- TASK TO COMPLETE -
Gather every line from the entries below that includes "Offset".

- MATERIAL -
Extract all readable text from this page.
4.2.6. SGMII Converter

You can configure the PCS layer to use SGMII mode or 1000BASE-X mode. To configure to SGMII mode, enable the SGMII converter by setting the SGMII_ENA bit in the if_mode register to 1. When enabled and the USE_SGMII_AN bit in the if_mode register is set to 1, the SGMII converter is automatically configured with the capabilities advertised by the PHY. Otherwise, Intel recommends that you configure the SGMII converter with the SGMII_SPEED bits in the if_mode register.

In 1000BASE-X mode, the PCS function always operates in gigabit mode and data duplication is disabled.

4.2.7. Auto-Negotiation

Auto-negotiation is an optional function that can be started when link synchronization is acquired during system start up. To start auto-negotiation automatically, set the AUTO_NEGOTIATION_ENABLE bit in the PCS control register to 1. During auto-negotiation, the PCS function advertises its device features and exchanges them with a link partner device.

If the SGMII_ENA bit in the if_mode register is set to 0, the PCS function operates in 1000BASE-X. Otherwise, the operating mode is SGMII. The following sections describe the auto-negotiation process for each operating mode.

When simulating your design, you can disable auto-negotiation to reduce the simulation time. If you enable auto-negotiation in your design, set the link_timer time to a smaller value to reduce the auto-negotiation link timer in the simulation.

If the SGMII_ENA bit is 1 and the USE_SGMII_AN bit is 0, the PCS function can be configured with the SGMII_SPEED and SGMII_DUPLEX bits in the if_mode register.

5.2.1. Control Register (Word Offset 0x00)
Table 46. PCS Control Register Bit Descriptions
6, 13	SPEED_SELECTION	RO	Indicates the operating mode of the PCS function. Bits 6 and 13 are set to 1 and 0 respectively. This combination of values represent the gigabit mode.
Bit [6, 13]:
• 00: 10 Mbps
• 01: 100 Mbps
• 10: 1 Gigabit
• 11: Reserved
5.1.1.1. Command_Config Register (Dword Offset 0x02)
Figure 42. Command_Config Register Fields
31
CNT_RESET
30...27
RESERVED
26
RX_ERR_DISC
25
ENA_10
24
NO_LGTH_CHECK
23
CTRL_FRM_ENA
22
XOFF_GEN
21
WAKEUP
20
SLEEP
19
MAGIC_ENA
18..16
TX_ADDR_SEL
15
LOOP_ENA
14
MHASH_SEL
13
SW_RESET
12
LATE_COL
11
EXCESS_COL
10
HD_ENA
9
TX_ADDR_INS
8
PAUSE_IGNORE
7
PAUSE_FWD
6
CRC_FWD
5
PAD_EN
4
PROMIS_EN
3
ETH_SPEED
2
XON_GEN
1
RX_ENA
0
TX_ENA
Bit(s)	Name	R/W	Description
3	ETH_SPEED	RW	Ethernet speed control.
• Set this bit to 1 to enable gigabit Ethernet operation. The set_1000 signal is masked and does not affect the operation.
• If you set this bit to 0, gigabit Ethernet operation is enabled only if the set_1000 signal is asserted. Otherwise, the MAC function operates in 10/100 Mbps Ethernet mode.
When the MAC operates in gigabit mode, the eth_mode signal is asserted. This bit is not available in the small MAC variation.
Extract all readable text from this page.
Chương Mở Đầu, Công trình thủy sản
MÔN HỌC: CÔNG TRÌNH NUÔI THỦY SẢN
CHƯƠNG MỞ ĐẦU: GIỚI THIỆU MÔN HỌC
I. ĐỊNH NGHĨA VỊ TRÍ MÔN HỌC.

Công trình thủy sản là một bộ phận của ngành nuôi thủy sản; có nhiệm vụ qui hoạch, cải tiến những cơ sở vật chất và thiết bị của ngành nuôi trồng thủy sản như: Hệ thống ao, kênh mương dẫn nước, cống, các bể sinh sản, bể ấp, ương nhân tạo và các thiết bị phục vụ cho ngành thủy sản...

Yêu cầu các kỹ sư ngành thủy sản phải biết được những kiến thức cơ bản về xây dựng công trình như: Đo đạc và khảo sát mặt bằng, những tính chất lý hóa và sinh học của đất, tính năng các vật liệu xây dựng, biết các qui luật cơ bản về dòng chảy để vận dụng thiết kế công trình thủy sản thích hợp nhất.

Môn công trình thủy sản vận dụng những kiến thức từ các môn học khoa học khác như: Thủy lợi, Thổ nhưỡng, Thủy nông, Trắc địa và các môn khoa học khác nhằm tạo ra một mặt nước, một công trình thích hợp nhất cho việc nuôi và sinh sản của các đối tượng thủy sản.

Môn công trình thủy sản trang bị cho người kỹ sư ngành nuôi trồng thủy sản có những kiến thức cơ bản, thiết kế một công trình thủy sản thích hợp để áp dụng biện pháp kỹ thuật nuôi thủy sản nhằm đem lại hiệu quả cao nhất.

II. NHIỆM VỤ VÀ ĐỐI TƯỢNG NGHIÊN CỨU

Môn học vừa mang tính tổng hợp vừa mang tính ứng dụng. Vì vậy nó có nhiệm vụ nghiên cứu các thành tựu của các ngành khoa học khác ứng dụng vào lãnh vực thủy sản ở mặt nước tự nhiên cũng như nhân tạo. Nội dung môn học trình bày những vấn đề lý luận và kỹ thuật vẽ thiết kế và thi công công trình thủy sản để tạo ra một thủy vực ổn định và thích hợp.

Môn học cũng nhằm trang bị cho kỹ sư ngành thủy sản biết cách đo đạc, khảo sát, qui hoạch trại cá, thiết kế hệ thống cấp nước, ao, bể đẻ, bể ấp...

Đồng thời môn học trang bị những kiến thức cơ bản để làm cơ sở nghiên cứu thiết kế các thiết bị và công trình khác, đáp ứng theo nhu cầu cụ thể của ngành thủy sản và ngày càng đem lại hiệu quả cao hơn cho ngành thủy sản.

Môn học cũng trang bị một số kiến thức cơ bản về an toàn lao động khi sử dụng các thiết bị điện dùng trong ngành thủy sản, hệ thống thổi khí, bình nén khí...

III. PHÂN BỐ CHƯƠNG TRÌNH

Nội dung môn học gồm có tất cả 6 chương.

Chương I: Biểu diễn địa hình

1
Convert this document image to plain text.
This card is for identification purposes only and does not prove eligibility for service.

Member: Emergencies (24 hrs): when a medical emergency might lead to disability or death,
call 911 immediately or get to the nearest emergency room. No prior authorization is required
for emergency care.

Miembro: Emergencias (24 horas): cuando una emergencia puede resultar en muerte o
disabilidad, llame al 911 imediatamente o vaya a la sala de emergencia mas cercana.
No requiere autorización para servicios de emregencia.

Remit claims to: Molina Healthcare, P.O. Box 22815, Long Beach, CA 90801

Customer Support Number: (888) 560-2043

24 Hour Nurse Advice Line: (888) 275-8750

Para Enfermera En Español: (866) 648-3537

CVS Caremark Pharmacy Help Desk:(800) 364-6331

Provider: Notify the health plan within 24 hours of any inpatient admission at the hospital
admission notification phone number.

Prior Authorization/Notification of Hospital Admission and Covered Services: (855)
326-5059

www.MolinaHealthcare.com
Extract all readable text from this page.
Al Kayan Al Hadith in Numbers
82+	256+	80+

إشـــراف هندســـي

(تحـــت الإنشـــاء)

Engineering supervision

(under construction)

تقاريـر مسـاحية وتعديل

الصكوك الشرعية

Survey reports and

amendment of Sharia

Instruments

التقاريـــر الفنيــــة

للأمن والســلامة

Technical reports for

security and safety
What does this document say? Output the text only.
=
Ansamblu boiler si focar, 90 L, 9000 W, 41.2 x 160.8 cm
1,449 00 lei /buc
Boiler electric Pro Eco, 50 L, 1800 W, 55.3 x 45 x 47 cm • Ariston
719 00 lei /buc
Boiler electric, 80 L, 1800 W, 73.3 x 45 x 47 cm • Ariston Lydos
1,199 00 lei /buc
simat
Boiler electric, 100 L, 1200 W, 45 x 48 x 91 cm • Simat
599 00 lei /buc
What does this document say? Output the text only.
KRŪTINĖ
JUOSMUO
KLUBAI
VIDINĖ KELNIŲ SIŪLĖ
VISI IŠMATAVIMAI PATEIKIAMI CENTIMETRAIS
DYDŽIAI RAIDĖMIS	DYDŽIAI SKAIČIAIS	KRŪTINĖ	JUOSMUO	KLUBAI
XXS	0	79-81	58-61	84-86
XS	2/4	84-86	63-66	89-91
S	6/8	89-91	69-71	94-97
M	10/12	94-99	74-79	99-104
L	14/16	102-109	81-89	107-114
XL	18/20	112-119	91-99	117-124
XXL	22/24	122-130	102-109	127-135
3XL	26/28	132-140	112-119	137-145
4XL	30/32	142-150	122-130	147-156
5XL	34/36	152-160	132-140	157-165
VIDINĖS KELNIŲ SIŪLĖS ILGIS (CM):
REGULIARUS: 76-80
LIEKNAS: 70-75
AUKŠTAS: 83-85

- ANSWER TO THIS TASK -
5.2.1. Control Register (Word Offset 0x00)
5.1.1.1. Command_Config Register (Dword Offset 0x02)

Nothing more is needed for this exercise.